§ Given problem: Find every row below that contains the word "with", matching case exactly, and copy each of those rows in full.

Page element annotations
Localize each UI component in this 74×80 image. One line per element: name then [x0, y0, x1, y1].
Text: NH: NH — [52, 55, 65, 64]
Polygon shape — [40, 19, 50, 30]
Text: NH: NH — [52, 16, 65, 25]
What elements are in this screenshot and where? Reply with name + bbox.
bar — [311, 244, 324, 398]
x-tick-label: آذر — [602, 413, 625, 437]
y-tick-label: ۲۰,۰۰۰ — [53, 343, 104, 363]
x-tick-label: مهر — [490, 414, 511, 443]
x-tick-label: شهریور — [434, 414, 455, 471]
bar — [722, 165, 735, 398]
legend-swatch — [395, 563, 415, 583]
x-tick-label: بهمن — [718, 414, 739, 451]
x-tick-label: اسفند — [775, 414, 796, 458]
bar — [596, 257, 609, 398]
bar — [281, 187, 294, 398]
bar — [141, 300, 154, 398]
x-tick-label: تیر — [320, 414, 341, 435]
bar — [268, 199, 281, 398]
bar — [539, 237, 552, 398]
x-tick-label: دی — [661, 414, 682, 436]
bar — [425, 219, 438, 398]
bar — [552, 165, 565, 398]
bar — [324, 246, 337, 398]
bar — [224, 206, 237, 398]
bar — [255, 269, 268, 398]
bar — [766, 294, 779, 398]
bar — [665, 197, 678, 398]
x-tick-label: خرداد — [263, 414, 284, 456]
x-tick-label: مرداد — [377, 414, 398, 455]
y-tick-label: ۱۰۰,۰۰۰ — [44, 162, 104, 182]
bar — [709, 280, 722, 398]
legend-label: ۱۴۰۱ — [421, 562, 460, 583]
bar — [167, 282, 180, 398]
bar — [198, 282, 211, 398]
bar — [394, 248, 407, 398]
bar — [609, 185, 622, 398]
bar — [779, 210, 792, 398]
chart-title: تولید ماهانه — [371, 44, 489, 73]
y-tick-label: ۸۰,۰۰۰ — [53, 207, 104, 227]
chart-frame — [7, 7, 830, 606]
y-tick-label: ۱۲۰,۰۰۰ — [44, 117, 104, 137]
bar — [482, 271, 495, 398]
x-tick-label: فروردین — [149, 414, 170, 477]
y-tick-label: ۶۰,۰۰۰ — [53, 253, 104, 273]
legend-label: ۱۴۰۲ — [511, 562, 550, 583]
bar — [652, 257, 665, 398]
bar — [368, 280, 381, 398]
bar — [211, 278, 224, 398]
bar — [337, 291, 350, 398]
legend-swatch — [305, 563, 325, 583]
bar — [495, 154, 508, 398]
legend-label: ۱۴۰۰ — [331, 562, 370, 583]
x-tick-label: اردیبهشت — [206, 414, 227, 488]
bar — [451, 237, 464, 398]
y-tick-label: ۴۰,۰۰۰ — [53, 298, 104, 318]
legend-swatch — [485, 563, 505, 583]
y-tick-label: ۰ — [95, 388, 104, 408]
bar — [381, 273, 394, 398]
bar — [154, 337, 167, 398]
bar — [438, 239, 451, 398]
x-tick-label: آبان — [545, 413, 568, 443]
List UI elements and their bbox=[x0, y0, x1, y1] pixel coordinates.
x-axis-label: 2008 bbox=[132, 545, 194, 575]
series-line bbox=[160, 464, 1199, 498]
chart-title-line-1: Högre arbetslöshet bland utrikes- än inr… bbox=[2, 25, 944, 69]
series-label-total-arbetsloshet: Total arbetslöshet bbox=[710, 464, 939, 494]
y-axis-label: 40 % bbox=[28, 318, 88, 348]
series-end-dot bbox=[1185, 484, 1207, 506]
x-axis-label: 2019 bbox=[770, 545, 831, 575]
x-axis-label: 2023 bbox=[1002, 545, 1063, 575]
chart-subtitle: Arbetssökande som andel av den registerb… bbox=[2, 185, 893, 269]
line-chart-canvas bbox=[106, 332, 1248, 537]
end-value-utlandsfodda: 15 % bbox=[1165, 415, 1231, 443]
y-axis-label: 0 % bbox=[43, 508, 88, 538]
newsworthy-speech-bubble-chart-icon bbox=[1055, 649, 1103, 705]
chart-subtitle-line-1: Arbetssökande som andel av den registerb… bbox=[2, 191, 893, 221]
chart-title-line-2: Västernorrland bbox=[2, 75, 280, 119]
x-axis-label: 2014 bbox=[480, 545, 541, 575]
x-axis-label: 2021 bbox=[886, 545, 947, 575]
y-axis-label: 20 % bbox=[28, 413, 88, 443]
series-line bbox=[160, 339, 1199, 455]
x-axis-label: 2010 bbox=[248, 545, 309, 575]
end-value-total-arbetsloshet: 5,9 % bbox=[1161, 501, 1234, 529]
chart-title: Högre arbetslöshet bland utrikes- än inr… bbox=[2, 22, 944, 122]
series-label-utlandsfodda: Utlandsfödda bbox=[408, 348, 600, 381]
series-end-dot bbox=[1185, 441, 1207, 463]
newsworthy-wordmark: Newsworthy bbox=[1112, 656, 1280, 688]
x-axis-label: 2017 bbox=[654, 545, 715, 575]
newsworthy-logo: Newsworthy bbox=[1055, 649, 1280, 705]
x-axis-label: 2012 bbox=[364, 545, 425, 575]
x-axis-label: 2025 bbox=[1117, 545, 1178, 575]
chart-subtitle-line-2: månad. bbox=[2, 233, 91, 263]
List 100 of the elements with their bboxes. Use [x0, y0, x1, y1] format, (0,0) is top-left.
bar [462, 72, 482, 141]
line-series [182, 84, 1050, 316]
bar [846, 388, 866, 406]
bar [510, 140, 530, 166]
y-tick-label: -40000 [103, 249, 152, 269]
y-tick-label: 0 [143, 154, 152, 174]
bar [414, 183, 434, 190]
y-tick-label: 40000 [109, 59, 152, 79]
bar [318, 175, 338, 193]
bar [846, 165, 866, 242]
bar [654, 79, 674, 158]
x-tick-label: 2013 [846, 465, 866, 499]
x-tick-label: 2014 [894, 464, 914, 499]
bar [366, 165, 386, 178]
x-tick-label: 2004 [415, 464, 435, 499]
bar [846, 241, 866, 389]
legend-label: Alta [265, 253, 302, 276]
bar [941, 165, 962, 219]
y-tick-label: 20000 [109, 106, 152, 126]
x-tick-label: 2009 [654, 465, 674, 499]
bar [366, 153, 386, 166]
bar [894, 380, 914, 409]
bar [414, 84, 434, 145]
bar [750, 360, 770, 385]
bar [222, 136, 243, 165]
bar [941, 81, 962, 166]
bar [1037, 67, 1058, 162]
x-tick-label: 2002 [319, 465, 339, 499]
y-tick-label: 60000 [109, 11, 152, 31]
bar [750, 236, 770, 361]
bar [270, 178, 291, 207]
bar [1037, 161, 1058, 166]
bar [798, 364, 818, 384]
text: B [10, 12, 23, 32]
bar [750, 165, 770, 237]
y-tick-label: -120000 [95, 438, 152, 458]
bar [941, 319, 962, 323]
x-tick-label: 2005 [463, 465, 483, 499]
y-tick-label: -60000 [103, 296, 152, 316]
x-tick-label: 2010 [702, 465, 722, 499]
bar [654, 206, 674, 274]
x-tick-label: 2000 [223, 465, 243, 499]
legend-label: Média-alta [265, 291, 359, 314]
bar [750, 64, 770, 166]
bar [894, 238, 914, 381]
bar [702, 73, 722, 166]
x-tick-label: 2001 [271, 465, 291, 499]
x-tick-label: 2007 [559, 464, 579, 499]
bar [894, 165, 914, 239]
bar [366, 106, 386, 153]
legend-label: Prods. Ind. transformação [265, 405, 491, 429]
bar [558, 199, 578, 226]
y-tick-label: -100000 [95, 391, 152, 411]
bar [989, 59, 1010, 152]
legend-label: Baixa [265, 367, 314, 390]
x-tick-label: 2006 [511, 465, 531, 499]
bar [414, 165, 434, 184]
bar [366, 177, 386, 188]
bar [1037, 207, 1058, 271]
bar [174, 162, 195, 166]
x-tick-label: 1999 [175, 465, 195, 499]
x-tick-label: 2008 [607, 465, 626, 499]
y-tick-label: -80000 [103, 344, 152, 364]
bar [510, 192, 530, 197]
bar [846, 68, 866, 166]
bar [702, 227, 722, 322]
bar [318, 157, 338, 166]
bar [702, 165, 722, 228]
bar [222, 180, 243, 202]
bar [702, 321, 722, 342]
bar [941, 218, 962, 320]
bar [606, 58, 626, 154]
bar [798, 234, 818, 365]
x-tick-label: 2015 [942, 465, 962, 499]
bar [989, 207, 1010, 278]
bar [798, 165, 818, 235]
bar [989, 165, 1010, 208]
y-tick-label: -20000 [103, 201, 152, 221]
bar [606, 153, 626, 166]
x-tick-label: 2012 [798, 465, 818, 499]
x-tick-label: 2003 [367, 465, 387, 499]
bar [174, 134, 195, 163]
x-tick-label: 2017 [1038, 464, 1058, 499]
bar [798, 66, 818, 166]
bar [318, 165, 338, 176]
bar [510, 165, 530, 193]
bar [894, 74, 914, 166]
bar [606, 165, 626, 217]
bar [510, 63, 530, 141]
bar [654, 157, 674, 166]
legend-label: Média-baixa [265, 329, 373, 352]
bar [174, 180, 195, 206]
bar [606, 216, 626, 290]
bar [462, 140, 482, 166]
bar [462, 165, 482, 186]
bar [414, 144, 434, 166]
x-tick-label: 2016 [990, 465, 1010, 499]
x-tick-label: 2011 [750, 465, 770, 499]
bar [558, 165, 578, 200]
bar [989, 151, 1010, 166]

§ Exercise solution:
What elements are in this screenshot and where? Reply with name + bbox.
List 100 of the elements with their bboxes. Use [x0, y0, x1, y1] format, (0,0) is top-left.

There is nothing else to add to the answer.